While I welcome the stated intention of the Bill, it is largely a cosmetic exercise, a masquerade and a fraud. It is an insult to the workers and the trade union movement. Deputy Mac Giolla appealed to Deputies to act in accordance with their convictions. This Bill is five years too late. It should have come in with the EC directive. The party now in Opposition were in Government at the time and did nothing about this Bill. I have no great hopes that any Government dominated by commercial interests will really do anything worth while on behalf of the workers when it comes to the disclosure of information.
Unlike most of the contributions to this debate, I write my own speeches. I have painful personal experience as a trade union official of the type of blackguardism which is going on. Real legislation is needed to correct it.
I might begin, a Leas-Cheann Comhairle, by referring to your own town of Nenagh where the workers in Castle Brand were robbed and plundered of their legitimate rights by a company which failed to give proper information. Workers who had served the company for years were robbed and defrauded of their entitlements. There is no point in using a euphemism. The purpose of this Bill, brought in under the Vredling 4th EC Directive, was to stop that kind of blackguardism. I am sorry to say that this Bill will not cater for that because it is a cobbled together version of what should have been done. It is trying to defeat the purpose of the Vredling Directive. When that directive was put before the European Parliament in Brussels, Fianna Fáil and Fine Gael Deputies voted to block it. The only Irish Deputies who voted for it were the Labour Party representatives in Brussels. Let that go clearly on the record so that the workers will know the true situation.
I can give practical examples of what is needed. Around 1975-76, I was the representative of the ITGWU at Shannon Airport and we dealt with a multi-national company there manufacturing capacitors. When the 16th national wage agreement was due they refused to pay 200 little girls their entitlements under the agreement. They paid three fitters the money involved but they gave it, mar dhea, for commissioning machinery. They paid the exact amount specified in the agreement but they did not call it that. Under the terms of the national wage agreement, contrary to what Deputy Mac Giolla said — apparently he is not clear about the matter — there was a provision that where a company pleaded inability to pay, the Government or the Labour Court could appoint an assessor to examine the books of the company, not just of the subsidiary here, which was deliberately cooking the books to show a loss perhaps when it suited them, but of the parent company which could be raking in profits, huge by international standards. In one case, Butteknit, a textile company, refused to pay a wage increase on the grounds that it was paying more than anybody else. However, when the assessor went to London and examined the profits of the parent company the Labour Court directed the company here to pay the increases.

^^^^^^^^^^^^^^^^

Write the next part of the speech on the information-disclosure Bill, picking up after its last sentence.

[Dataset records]
^^^^^^^^^^^^^^^^

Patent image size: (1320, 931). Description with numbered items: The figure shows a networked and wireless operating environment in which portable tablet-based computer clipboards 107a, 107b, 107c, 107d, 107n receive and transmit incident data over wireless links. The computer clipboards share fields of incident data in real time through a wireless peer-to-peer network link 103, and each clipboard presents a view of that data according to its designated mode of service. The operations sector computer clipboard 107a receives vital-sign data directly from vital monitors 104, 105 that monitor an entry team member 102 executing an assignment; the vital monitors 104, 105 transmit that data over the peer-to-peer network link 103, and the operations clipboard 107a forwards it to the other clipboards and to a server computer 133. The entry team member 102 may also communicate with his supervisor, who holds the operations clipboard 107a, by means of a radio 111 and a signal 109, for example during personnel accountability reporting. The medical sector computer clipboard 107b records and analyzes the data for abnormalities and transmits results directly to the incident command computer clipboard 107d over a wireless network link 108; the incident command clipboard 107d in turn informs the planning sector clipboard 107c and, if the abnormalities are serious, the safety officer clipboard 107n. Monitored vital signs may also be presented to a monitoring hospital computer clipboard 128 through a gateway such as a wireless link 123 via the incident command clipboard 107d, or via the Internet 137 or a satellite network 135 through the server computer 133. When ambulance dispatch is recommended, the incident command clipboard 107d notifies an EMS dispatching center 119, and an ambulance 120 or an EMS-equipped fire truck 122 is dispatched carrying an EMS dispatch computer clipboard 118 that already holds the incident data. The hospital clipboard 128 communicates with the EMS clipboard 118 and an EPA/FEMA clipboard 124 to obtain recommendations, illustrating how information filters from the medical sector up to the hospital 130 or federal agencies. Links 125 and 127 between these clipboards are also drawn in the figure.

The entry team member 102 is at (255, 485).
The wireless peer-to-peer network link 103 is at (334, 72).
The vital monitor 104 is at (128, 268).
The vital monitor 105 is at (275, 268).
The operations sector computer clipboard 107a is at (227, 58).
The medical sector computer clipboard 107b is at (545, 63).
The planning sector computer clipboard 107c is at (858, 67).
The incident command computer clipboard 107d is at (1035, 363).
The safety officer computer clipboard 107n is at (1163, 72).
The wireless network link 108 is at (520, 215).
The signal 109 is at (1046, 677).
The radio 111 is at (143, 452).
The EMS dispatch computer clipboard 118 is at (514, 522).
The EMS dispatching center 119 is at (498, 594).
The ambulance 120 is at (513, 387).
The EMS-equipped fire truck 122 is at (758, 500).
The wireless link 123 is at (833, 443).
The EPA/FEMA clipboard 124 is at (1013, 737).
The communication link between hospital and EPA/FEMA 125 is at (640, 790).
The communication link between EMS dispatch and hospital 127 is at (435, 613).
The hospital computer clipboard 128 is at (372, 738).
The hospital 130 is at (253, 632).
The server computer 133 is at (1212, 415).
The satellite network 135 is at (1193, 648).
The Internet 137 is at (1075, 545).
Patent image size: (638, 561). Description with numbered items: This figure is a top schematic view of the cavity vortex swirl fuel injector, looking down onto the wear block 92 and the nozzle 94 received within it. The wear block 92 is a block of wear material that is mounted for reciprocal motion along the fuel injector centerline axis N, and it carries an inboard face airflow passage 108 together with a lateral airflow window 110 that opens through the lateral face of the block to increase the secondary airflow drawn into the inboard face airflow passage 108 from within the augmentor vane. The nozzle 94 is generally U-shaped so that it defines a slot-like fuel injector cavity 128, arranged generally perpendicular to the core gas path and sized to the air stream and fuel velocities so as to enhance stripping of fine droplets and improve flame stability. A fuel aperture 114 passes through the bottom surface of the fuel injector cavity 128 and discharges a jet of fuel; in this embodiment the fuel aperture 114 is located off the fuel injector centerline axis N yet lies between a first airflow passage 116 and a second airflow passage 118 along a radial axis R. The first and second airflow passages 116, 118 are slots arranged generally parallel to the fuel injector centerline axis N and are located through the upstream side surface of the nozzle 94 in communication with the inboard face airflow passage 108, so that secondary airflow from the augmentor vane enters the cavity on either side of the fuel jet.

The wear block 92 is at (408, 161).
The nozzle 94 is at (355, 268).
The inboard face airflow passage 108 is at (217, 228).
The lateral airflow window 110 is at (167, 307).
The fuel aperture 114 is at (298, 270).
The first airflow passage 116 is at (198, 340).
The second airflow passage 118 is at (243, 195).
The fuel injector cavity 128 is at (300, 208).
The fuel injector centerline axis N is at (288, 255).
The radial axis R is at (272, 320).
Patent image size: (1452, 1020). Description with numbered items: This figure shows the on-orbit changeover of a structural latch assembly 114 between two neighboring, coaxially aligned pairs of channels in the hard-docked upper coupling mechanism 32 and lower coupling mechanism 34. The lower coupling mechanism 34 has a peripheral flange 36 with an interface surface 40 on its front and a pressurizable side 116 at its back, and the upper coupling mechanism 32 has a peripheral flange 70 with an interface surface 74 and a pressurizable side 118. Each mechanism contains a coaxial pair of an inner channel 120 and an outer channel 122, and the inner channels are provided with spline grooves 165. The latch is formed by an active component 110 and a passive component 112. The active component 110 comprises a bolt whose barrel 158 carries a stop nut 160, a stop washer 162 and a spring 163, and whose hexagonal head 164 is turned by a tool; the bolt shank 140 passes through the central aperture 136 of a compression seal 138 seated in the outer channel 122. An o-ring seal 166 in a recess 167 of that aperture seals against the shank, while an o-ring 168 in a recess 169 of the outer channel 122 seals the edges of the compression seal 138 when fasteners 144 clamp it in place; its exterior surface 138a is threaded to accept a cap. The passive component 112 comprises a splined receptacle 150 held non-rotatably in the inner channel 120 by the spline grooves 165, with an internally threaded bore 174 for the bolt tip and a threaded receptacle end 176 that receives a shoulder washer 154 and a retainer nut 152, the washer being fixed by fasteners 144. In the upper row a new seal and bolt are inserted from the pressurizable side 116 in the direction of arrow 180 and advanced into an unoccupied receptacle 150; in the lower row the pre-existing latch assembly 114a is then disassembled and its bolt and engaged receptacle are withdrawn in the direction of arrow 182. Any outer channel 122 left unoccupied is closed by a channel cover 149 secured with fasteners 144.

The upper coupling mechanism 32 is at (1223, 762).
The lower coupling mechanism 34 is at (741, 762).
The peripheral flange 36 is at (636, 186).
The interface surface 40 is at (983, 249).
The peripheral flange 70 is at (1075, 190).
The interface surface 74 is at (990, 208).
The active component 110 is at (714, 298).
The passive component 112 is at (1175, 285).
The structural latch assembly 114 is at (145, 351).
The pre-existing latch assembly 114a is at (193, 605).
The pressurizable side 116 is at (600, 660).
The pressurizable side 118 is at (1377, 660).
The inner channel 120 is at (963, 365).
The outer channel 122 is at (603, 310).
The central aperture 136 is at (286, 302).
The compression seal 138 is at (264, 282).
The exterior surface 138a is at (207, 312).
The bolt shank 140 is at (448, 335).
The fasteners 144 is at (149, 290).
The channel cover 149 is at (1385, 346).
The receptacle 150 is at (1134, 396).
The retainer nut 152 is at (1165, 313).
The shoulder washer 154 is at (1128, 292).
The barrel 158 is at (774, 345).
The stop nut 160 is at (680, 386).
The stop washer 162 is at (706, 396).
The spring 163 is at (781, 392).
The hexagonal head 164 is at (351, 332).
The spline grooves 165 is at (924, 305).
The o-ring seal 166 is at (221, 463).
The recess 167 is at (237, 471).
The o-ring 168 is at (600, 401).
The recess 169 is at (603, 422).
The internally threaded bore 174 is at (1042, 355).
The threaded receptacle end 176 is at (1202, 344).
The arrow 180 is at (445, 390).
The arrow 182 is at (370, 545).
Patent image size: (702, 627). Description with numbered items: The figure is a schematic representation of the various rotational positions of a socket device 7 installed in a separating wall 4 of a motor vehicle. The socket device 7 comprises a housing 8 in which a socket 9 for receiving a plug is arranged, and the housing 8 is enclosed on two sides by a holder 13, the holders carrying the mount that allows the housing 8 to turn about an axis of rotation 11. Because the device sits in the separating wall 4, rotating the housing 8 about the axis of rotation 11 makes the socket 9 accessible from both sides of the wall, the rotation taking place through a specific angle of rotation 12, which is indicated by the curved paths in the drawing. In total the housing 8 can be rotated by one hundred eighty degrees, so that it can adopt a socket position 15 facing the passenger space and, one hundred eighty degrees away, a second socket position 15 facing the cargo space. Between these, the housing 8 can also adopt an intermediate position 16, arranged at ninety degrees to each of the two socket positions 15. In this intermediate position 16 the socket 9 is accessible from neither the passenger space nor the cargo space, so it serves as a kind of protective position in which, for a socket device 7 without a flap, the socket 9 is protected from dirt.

^^^^^^^^^^^^^^^^

• Task answer:
I now wish to refer to Callans International, the company which refused to pay the national wage agreement to 200 girls and refused to disclose information to the workers. In America they had contracts from the government for space technology and offshore marine and oil developments and yet they could not pay 200 girls here. When we took them to the Labour Court they brought in what is recognised as the outstanding legal company in this country to try to beat us although we had nobody but ourselves. When we won the case, they pulled out of the country and the State had to pay the girls the redundancy money which was due to them. Why did all this happen? Because of a decision that was taken that year in America during the so-called recession that, as a matter of policy, they were not paying any increases to their American employees and we suffered as a result. The workers, who are the most important unlisted asset in any balance sheet, can be dismissed and thrown out of their jobs. They may include fathers of families who have invested their lives in a company and given loyal service for 30 or 40 years. A group of directors of the parent company somewhere abroad, who would not even know where Ireland is, can take a decision to dump the workers here.
I was listening to Deputies on this side of the House this morning and it made me sick to hear them talking about confidentiality. Indeed, Deputy Flynn on the other side of the House was on about the same thing. He was saying that we should not expect companies to tell us too much because it might interfere with confidentiality. People who speak in this House should know what they are talking about. The concept of worker participation or codetermination began in Germany after World War II and it is a matter of record that breaches of confidentiality were never an issue at that level. If there are any breaches of confidentiality it is not the ordinary workers who make them. Some of the apologists here who stood up for the companies might be familiar with the phrase "industrial espionage". It is the people at the top who have access to secret information and who sell it to other companies. It makes me sick to hear people here advocating that we should not ask Irish companies to disclose their business. We are asking fewer than 150 companies out of a total of 75,000 to disclose this information. The whole thing is a joke.
Small companies are exempted under one section of the Bill. In Clare two years ago one man closed a company on a Tuesday morning and on the following Friday he declared in a local hotel that he and his wife were setting up a new company. The accountant asked him how he could do that if he was in financial trouble but he was told to mind his own business. That is the way they can give a "Harvey Smith" to the law here. Big companies in this country who enjoy tax exemptions are setting up cosmetic small front companies and creaming off millions of pounds of profits which are all going back to America or other countries. It is a device for tax evasion. We saw where a company secretary won her case about four or five years ago when it came before the Employment Appeals Tribunal. She had been dismissed by a small company because she would not sign a false document. She knew that there was a fiddle operating in the company. This is the kind of blackguardism which this legislation should be designed to stop but unfortunately will not in my view.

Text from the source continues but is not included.